Start of Material supplied

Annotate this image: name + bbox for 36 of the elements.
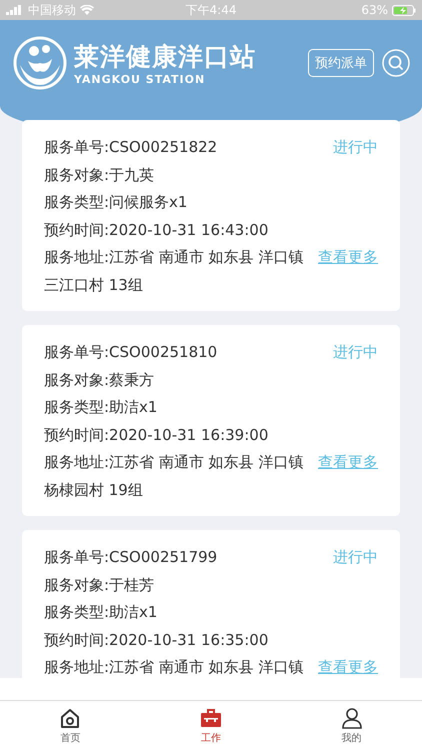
order-field: 服务对象:蔡秉方 [44,366,378,394]
order-field: 预约时间:2020-10-31 16:35:00 [44,626,378,654]
person-icon [340,706,363,728]
view-more-link[interactable]: 查看更多 [318,248,378,268]
order-address: 杨棣园村 19组 [44,480,144,500]
app-subtitle: YANGKOU STATION [74,73,206,86]
booking-button[interactable]: 预约派单 [308,49,374,77]
order-field: 服务类型:问候服务x1 [44,189,378,216]
order-status: 进行中 [333,548,378,568]
wifi-icon [80,5,94,15]
order-field: 服务单号:CSO00251822 [44,134,218,162]
tab-item[interactable]: 我的 [281,701,422,750]
order-field: 服务对象:于九英 [44,162,378,189]
order-address: 三江口村 13组 [44,274,144,296]
battery-icon [392,4,416,16]
order-status: 进行中 [333,343,378,362]
order-field: 预约时间:2020-10-31 16:39:00 [44,422,378,449]
order-field: 预约时间:2020-10-31 16:43:00 [44,216,378,244]
view-more-link[interactable]: 查看更多 [318,658,378,678]
order-address: 服务地址:江苏省 南通市 如东县 洋口镇 [44,452,304,473]
search-icon[interactable] [382,49,410,77]
app-title: 莱洋健康洋口站 [74,41,256,73]
home-icon [59,706,82,728]
signal-icon [6,5,24,15]
order-field: 服务类型:助洁x1 [44,394,378,422]
order-status: 进行中 [333,138,378,158]
view-more-link[interactable]: 查看更多 [318,453,378,472]
order-field: 服务类型:助洁x1 [44,599,378,626]
order-address: 服务地址:江苏省 南通市 如东县 洋口镇 [44,657,304,678]
tab-item[interactable]: 工作 [140,701,282,750]
order-address: 服务地址:江苏省 南通市 如东县 洋口镇 [44,247,304,268]
order-field: 服务单号:CSO00251810 [44,339,218,366]
tab-item[interactable]: 首页 [0,701,141,750]
order-field: 服务单号:CSO00251799 [44,544,218,572]
order-field: 服务对象:于桂芳 [44,572,378,599]
toolbox-icon [200,706,222,728]
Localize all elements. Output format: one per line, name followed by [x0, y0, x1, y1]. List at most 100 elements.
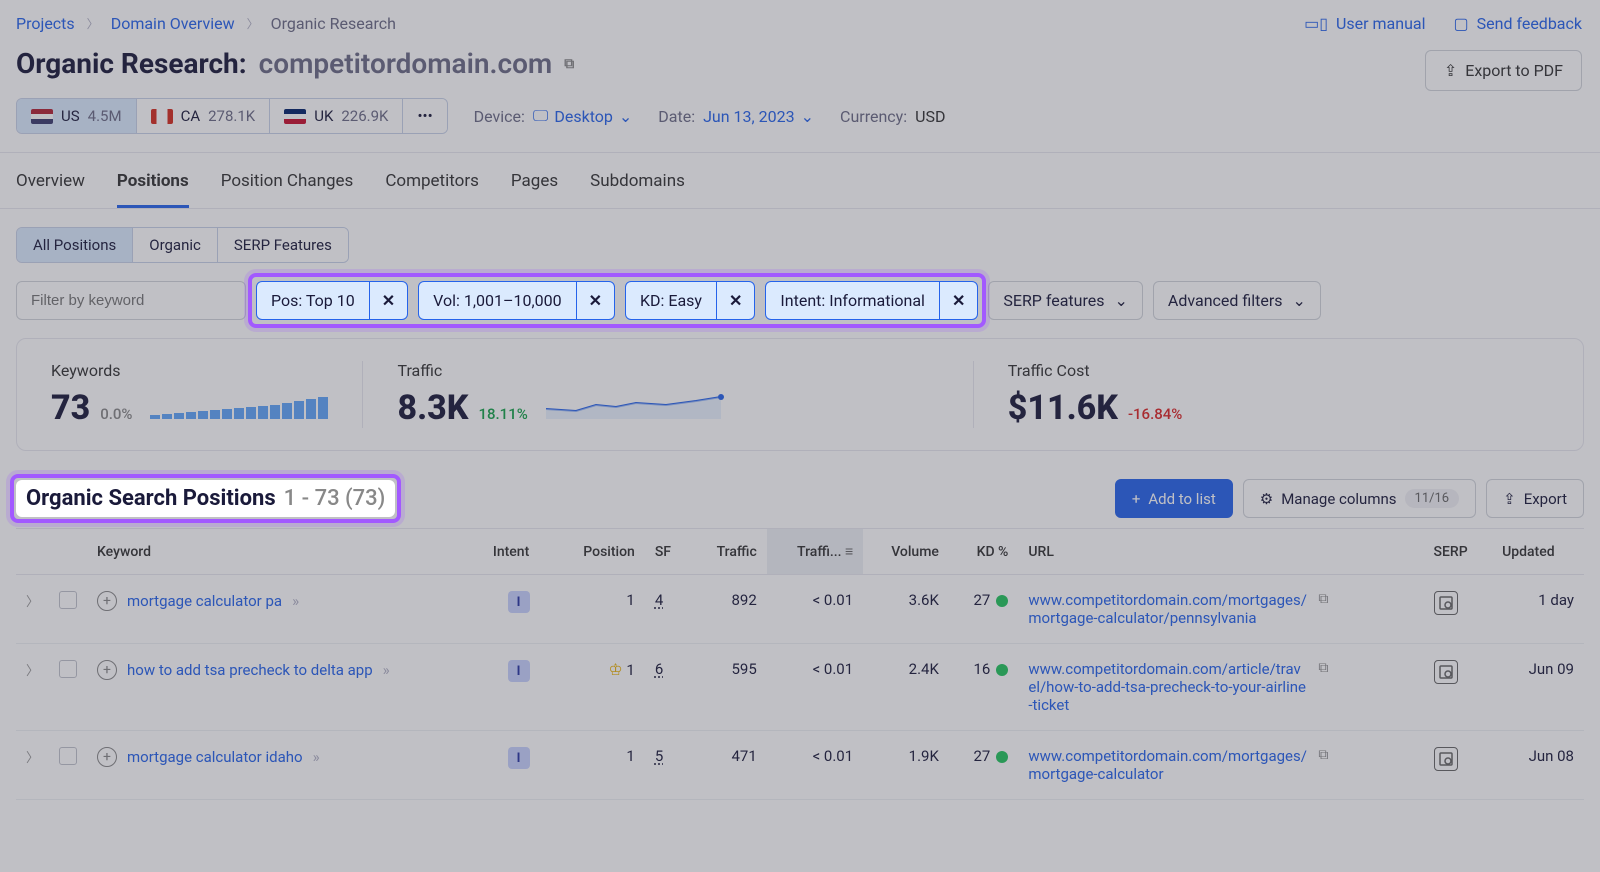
country-code: US — [61, 107, 80, 125]
section-title-text: Organic Search Positions — [26, 486, 276, 511]
date-value: Jun 13, 2023 — [703, 107, 795, 126]
subtab-all-positions[interactable]: All Positions — [17, 228, 133, 262]
keyword-link[interactable]: mortgage calculator pa — [127, 592, 282, 610]
external-link-icon[interactable]: ⧉ — [564, 56, 574, 72]
row-checkbox[interactable] — [59, 591, 77, 609]
sf-value[interactable]: 6 — [655, 660, 663, 678]
device-filter[interactable]: Device: 🖵 Desktop ⌄ — [474, 106, 633, 126]
country-pill-uk[interactable]: UK226.9K — [270, 99, 403, 133]
section-title-range: 1 - 73 (73) — [284, 486, 386, 511]
sf-value[interactable]: 4 — [655, 591, 663, 609]
updated-value: Jun 09 — [1492, 644, 1584, 731]
advanced-filters[interactable]: Advanced filters ⌄ — [1153, 281, 1321, 320]
col-traffi-[interactable]: Traffi... ≡ — [767, 529, 863, 575]
kd-value: 16 — [949, 644, 1018, 731]
serp-icon[interactable] — [1434, 591, 1458, 615]
traffic-pct-value: < 0.01 — [767, 575, 863, 644]
col-serp[interactable]: SERP — [1424, 529, 1493, 575]
col-blank-0[interactable] — [16, 529, 49, 575]
export-button[interactable]: ⇪ Export — [1486, 479, 1584, 518]
user-manual-link[interactable]: ▭▯ User manual — [1304, 14, 1425, 33]
table-row: 〉 +mortgage calculator pa» I 1 4 892 < 0… — [16, 575, 1584, 644]
keyword-link[interactable]: how to add tsa precheck to delta app — [127, 661, 373, 679]
external-link-icon[interactable]: ⧉ — [1318, 660, 1328, 676]
updated-value: Jun 08 — [1492, 731, 1584, 800]
col-url[interactable]: URL — [1018, 529, 1423, 575]
export-label: Export — [1524, 490, 1567, 508]
filter-chip-2[interactable]: KD: Easy✕ — [625, 281, 755, 320]
tab-positions[interactable]: Positions — [117, 171, 189, 208]
tab-competitors[interactable]: Competitors — [385, 171, 479, 208]
col-volume[interactable]: Volume — [863, 529, 949, 575]
subtab-organic[interactable]: Organic — [133, 228, 218, 262]
url-link[interactable]: www.competitordomain.com/article/travel/… — [1028, 660, 1308, 714]
comment-icon: ▢ — [1454, 14, 1469, 33]
breadcrumb-projects[interactable]: Projects — [16, 14, 75, 33]
metric-traffic: Traffic 8.3K 18.11% — [363, 361, 973, 428]
country-code: CA — [181, 107, 201, 125]
filter-chip-3[interactable]: Intent: Informational✕ — [765, 281, 978, 320]
add-keyword-icon[interactable]: + — [97, 747, 117, 767]
metric-traffic-delta: 18.11% — [478, 405, 527, 423]
main-tabs: Overview Positions Position Changes Competi… — [0, 153, 1600, 209]
positions-table: KeywordIntentPositionSFTrafficTraffi... … — [16, 528, 1584, 800]
chip-remove-icon[interactable]: ✕ — [369, 282, 407, 319]
filter-chip-1[interactable]: Vol: 1,001–10,000✕ — [418, 281, 615, 320]
chip-remove-icon[interactable]: ✕ — [939, 282, 977, 319]
add-keyword-icon[interactable]: + — [97, 660, 117, 680]
expand-row-icon[interactable]: 〉 — [26, 664, 39, 679]
chip-remove-icon[interactable]: ✕ — [716, 282, 754, 319]
expand-row-icon[interactable]: 〉 — [26, 751, 39, 766]
external-link-icon[interactable]: ⧉ — [1318, 591, 1328, 607]
external-link-icon[interactable]: ⧉ — [1318, 747, 1328, 763]
chevron-down-icon: ⌄ — [619, 107, 632, 126]
url-link[interactable]: www.competitordomain.com/mortgages/mortg… — [1028, 747, 1308, 783]
kd-dot-icon — [996, 664, 1008, 676]
serp-icon[interactable] — [1434, 660, 1458, 684]
col-kd-[interactable]: KD % — [949, 529, 1018, 575]
col-position[interactable]: Position — [554, 529, 645, 575]
metrics-row: Keywords 73 0.0% Traffic 8.3K 18.11% Tra… — [16, 338, 1584, 451]
tab-overview[interactable]: Overview — [16, 171, 85, 208]
col-keyword[interactable]: Keyword — [87, 529, 483, 575]
tab-pages[interactable]: Pages — [511, 171, 558, 208]
tab-position-changes[interactable]: Position Changes — [221, 171, 354, 208]
filter-chip-0[interactable]: Pos: Top 10✕ — [256, 281, 408, 320]
tab-subdomains[interactable]: Subdomains — [590, 171, 685, 208]
country-code: UK — [314, 107, 333, 125]
breadcrumb-domain-overview[interactable]: Domain Overview — [111, 14, 235, 33]
date-filter[interactable]: Date: Jun 13, 2023 ⌄ — [658, 107, 814, 126]
row-checkbox[interactable] — [59, 660, 77, 678]
col-traffic[interactable]: Traffic — [691, 529, 767, 575]
row-checkbox[interactable] — [59, 747, 77, 765]
add-keyword-icon[interactable]: + — [97, 591, 117, 611]
add-to-list-label: Add to list — [1148, 490, 1215, 508]
send-feedback-link[interactable]: ▢ Send feedback — [1454, 14, 1582, 33]
col-sf[interactable]: SF — [645, 529, 691, 575]
col-blank-1[interactable] — [49, 529, 87, 575]
angles-icon: » — [313, 748, 320, 766]
col-updated[interactable]: Updated — [1492, 529, 1584, 575]
country-pills: US 4.5M CA278.1KUK226.9K••• — [16, 98, 448, 134]
url-link[interactable]: www.competitordomain.com/mortgages/mortg… — [1028, 591, 1308, 627]
serp-features-filter[interactable]: SERP features ⌄ — [988, 281, 1143, 320]
subtab-serp-features[interactable]: SERP Features — [218, 228, 348, 262]
chip-remove-icon[interactable]: ✕ — [576, 282, 614, 319]
country-value: 4.5M — [88, 107, 122, 125]
country-more-button[interactable]: ••• — [403, 99, 446, 133]
filter-keyword-input[interactable] — [16, 281, 246, 320]
sf-value[interactable]: 5 — [655, 747, 663, 765]
keyword-link[interactable]: mortgage calculator idaho — [127, 748, 303, 766]
expand-row-icon[interactable]: 〉 — [26, 595, 39, 610]
currency-filter: Currency: USD — [840, 107, 945, 126]
country-pill-us[interactable]: US 4.5M — [17, 99, 137, 133]
kd-value: 27 — [949, 575, 1018, 644]
add-to-list-button[interactable]: + Add to list — [1115, 479, 1233, 518]
country-pill-ca[interactable]: CA278.1K — [137, 99, 271, 133]
manage-columns-button[interactable]: ⚙ Manage columns 11/16 — [1243, 479, 1476, 518]
serp-icon[interactable] — [1434, 747, 1458, 771]
col-intent[interactable]: Intent — [483, 529, 554, 575]
chevron-down-icon: ⌄ — [1293, 291, 1306, 310]
export-pdf-button[interactable]: ⇪ Export to PDF — [1425, 50, 1582, 91]
metric-traffic-value: 8.3K — [397, 388, 468, 428]
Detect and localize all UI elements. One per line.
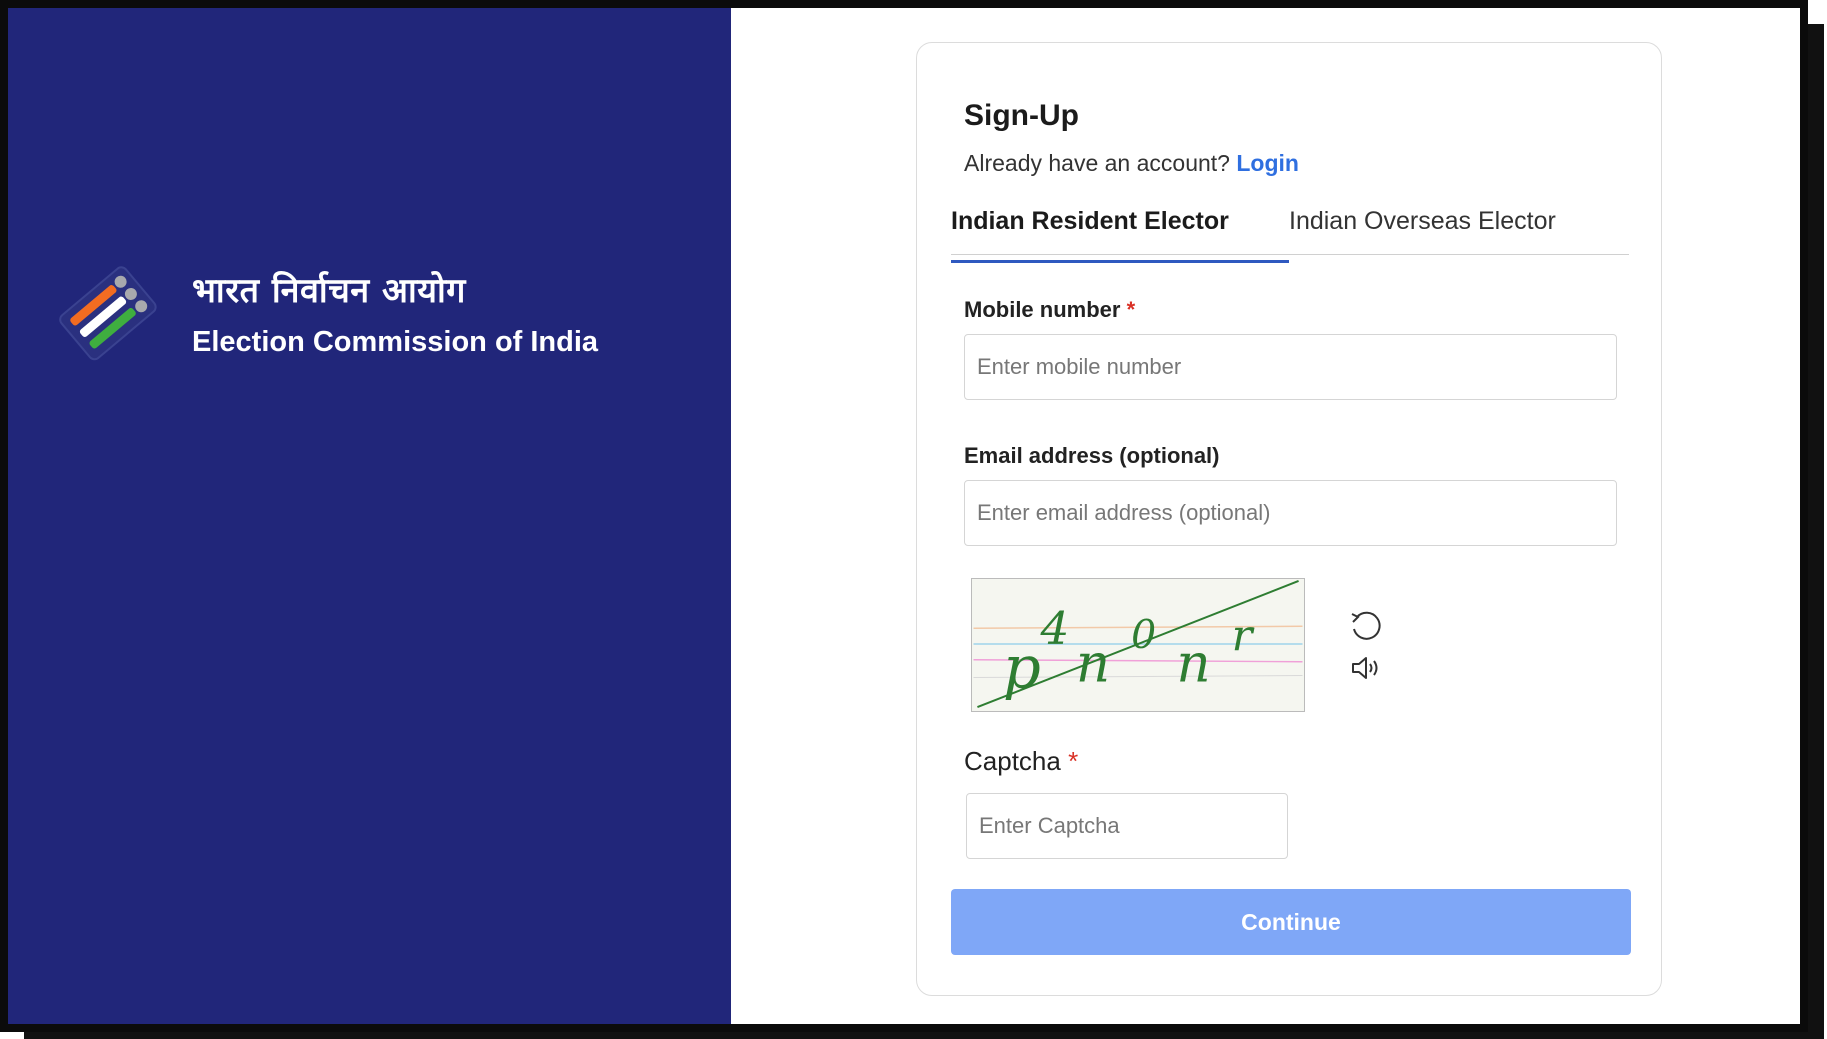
captcha-label-text: Captcha (964, 746, 1061, 776)
app-window: भारत निर्वाचन आयोग Election Commission o… (0, 0, 1808, 1032)
svg-text:n: n (1076, 632, 1110, 694)
page-title: Sign-Up (964, 99, 1079, 132)
brand-hindi-name: भारत निर्वाचन आयोग (192, 271, 466, 311)
tab-indian-resident-elector[interactable]: Indian Resident Elector (951, 207, 1289, 263)
elector-type-tabs: Indian Resident Elector Indian Overseas … (951, 199, 1629, 263)
email-address-input[interactable] (964, 480, 1617, 546)
account-prompt-line: Already have an account? Login (964, 150, 1299, 177)
captcha-image: p 4 n 0 n r (971, 578, 1305, 712)
email-address-label: Email address (optional) (964, 443, 1220, 468)
svg-text:r: r (1232, 611, 1255, 661)
svg-text:0: 0 (1131, 612, 1156, 658)
refresh-icon[interactable] (1347, 608, 1385, 646)
required-asterisk: * (1068, 746, 1079, 776)
mobile-number-label-text: Mobile number (964, 297, 1121, 322)
screen: भारत निर्वाचन आयोग Election Commission o… (0, 0, 1827, 1039)
mobile-number-input[interactable] (964, 334, 1617, 400)
tab-indian-overseas-elector[interactable]: Indian Overseas Elector (1289, 207, 1556, 250)
captcha-input[interactable] (966, 793, 1288, 859)
svg-text:4: 4 (1039, 602, 1069, 655)
required-asterisk: * (1126, 297, 1136, 322)
account-prompt-text: Already have an account? (964, 150, 1230, 176)
svg-text:n: n (1176, 632, 1210, 694)
speaker-icon[interactable] (1349, 653, 1383, 683)
mobile-number-label: Mobile number * (964, 297, 1135, 323)
captcha-label: Captcha * (964, 746, 1078, 777)
branding-panel: भारत निर्वाचन आयोग Election Commission o… (8, 8, 731, 1024)
eci-logo-icon (59, 266, 157, 361)
signup-card: Sign-Up Already have an account? Login I… (916, 42, 1662, 996)
svg-text:p: p (1003, 632, 1041, 701)
login-link[interactable]: Login (1236, 150, 1299, 176)
continue-button[interactable]: Continue (951, 889, 1631, 955)
brand-english-name: Election Commission of India (192, 326, 599, 358)
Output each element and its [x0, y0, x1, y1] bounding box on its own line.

End of Material supplied

* The problem: Update the lines from the line with "captcha-label-text: Captcha (964, 746, 1061, 776)" to the line with "eci-logo-icon (59, 266, 157, 361)" by changing every "Mobile number" to "Phone number". Keep everything else the same, and return only those lines.

* Solution below:
captcha-label-text: Captcha (964, 746, 1061, 776)
app-window: भारत निर्वाचन आयोग Election Commission o… (0, 0, 1808, 1032)
svg-text:n: n (1076, 632, 1110, 694)
page-title: Sign-Up (964, 99, 1079, 132)
brand-hindi-name: भारत निर्वाचन आयोग (192, 271, 466, 311)
tab-indian-resident-elector[interactable]: Indian Resident Elector (951, 207, 1289, 263)
elector-type-tabs: Indian Resident Elector Indian Overseas … (951, 199, 1629, 263)
email-address-input[interactable] (964, 480, 1617, 546)
account-prompt-line: Already have an account? Login (964, 150, 1299, 177)
captcha-image: p 4 n 0 n r (971, 578, 1305, 712)
email-address-label: Email address (optional) (964, 443, 1220, 468)
svg-text:r: r (1232, 611, 1255, 661)
svg-text:0: 0 (1131, 612, 1156, 658)
refresh-icon[interactable] (1347, 608, 1385, 646)
required-asterisk: * (1068, 746, 1079, 776)
mobile-number-label-text: Phone number (964, 297, 1121, 322)
screen: भारत निर्वाचन आयोग Election Commission o… (0, 0, 1827, 1039)
mobile-number-input[interactable] (964, 334, 1617, 400)
tab-indian-overseas-elector[interactable]: Indian Overseas Elector (1289, 207, 1556, 250)
captcha-input[interactable] (966, 793, 1288, 859)
svg-text:4: 4 (1039, 602, 1069, 655)
required-asterisk: * (1126, 297, 1136, 322)
account-prompt-text: Already have an account? (964, 150, 1230, 176)
svg-text:n: n (1176, 632, 1210, 694)
speaker-icon[interactable] (1349, 653, 1383, 683)
mobile-number-label: Phone number * (964, 297, 1135, 323)
captcha-label: Captcha * (964, 746, 1078, 777)
branding-panel: भारत निर्वाचन आयोग Election Commission o… (8, 8, 731, 1024)
eci-logo-icon (59, 266, 157, 361)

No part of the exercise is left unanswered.